**Texto fuente:**
* * *

Frithjof Schuon
Si partimos de la idea indiscutible de que la esencia de toda religión es la verdad de lo Absoluto con sus consecuencias humanas, tanto místicas como sociales, podemos plantear la cuestión de establecer de qué modo la religión cristiana satisface esta definición; pues su contenido central parece ser, no Dios como tal, sino Cristo; es decir no tanto la naturaleza del Ser divino sino su manifestación humana. Asimismo una voz patrística proclamó con justicia: “Dios se hizo hombre para que el hombre se haga Dios”, lo cual es la forma cristiana de decir que “Brahma es real, el mundo es apariencia”. El Cristianismo, en lugar de yuxtaponer simplemente lo Absoluto y lo contingente, lo Real y lo ilusorio, propone directamente la reciprocidad entre uno y otro: ve lo Absoluto a priori con relación al hombre, y define a éste — correlativamente — de acuerdo con esa reciprocidad, no sólo metafísica sino también dinámica, voluntaria y escatológica. Es cierto que el Judaísmo procede de una manera análoga, pero en un grado menor: no define a Dios en función del drama humano, es decir partiendo de la contingencia, sino que establece la relación casi absoluta entre Dios y su pueblo: Dios es “Dios de Israel”, la simbiosis es inmutable; ello no impide que Dios siga siendo Dios y que el hombre siga siendo el hombre; no hay un “Dios humano” ni un “hombre divino”.

* * *

**Tarea indicada a:**
Reproduce sin cambios las filas de la lista desde la primera hasta la que contiene "data-label: 40 — [655, 273, 677, 295]", esta incluida.

* * *

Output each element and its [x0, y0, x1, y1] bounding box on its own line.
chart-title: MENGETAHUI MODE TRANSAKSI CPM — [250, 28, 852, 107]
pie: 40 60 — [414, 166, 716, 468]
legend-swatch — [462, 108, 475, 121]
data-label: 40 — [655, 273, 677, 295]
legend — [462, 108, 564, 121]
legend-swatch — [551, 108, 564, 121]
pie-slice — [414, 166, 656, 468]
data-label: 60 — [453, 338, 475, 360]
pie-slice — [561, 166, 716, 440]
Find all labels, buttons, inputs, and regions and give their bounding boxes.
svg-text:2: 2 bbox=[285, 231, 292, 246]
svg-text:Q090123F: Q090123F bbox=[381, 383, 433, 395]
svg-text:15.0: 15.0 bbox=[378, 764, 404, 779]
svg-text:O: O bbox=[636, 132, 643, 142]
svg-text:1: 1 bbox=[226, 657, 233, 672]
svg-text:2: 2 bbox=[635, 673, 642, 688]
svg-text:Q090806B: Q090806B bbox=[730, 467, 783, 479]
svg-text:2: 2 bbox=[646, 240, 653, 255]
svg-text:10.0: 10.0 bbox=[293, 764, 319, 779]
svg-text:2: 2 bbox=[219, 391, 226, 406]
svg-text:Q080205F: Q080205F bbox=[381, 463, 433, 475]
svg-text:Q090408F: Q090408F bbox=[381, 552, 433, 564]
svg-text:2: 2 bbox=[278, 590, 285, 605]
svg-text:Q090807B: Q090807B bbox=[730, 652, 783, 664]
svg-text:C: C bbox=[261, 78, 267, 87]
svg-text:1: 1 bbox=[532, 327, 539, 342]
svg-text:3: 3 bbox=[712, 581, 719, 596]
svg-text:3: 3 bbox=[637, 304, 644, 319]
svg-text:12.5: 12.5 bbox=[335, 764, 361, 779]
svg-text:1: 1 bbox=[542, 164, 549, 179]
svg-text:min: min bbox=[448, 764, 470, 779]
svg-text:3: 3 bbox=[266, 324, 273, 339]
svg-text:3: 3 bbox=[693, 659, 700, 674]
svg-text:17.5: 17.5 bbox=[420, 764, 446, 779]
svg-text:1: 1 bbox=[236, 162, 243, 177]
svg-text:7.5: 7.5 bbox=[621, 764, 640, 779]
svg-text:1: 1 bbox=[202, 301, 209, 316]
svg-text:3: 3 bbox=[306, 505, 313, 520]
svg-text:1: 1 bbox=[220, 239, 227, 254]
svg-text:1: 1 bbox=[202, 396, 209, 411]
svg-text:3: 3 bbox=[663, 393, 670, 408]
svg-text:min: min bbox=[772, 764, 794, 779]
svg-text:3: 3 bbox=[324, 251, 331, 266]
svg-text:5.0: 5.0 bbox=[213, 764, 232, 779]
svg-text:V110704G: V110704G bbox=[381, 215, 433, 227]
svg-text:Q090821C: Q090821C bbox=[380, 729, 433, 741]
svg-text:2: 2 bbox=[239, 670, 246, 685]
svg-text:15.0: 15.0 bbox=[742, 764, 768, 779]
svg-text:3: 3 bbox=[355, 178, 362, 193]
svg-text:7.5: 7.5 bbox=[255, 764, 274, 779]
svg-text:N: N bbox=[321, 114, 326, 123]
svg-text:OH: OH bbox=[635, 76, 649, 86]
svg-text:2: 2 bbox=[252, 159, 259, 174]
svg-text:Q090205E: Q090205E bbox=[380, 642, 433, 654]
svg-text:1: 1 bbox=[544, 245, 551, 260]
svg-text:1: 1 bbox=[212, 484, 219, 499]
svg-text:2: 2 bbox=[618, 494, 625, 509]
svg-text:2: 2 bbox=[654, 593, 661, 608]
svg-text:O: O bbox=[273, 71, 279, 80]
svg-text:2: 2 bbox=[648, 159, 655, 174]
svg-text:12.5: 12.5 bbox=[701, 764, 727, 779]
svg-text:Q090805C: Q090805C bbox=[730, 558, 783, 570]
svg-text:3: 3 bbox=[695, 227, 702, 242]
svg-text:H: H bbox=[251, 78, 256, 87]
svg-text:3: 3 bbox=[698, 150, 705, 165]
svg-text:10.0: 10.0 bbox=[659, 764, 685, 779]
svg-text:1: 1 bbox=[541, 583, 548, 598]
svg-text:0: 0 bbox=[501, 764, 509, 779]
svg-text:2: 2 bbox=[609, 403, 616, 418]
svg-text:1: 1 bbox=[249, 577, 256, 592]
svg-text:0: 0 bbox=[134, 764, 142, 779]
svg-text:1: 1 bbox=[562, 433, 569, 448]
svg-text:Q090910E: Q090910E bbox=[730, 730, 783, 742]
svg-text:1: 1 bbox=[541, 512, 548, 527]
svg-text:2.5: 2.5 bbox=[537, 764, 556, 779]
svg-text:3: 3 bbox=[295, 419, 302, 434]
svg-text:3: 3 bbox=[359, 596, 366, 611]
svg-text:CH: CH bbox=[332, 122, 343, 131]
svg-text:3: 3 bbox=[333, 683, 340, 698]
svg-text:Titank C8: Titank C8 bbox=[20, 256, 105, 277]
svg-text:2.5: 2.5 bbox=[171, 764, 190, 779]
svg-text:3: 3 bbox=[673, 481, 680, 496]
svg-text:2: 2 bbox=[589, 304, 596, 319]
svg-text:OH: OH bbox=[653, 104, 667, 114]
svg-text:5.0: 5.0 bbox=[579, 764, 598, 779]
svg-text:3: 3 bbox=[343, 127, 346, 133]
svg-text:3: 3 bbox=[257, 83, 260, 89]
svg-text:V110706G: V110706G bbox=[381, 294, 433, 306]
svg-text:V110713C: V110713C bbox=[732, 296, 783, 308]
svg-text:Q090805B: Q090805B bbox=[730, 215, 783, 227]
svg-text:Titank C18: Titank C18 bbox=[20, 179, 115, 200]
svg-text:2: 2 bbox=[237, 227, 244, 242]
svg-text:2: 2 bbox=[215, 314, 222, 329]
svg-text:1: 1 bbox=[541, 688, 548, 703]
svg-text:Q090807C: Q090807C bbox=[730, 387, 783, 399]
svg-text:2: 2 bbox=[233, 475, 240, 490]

* * *

**Tarea indicada b:**
Resume en forma de lista el párrafo del pasaje sobre el Cristianismo que empieza con "Si partimos de la idea indiscutible" y conserva sus datos principales.

**Respuesta completa a:**
Output each element and its [x0, y0, x1, y1] bounding box on its own line.
chart-title: MENGETAHUI MODE TRANSAKSI CPM — [250, 28, 852, 107]
pie: 40 60 — [414, 166, 716, 468]
legend-swatch — [462, 108, 475, 121]
data-label: 40 — [655, 273, 677, 295]

**Respuesta completa b:**
- La esencia de toda religión es la verdad de lo Absoluto con sus consecuencias humanas, tanto místicas como sociales.
- En la religión cristiana el contenido central parece ser Cristo, la manifestación humana del Ser divino, más que Dios como tal.
- Una voz patrística proclamó: "Dios se hizo hombre para que el hombre se haga Dios". Es la forma cristiana de decir "Brahma es real, el mundo es apariencia".
- El Cristianismo no yuxtapone simplemente lo Absoluto y lo contingente, sino que propone la reciprocidad entre ambos. Ve lo Absoluto con relación al hombre y define al hombre según esa reciprocidad, que es metafísica, dinámica, voluntaria y escatológica.
- El Judaísmo procede de manera análoga, pero en menor grado. No define a Dios partiendo del drama humano, sino que establece una relación casi absoluta e inmutable entre Dios y su pueblo, el "Dios de Israel".
- En el Judaísmo Dios sigue siendo Dios y el hombre sigue siendo el hombre: no hay un "Dios humano" ni un "hombre divino".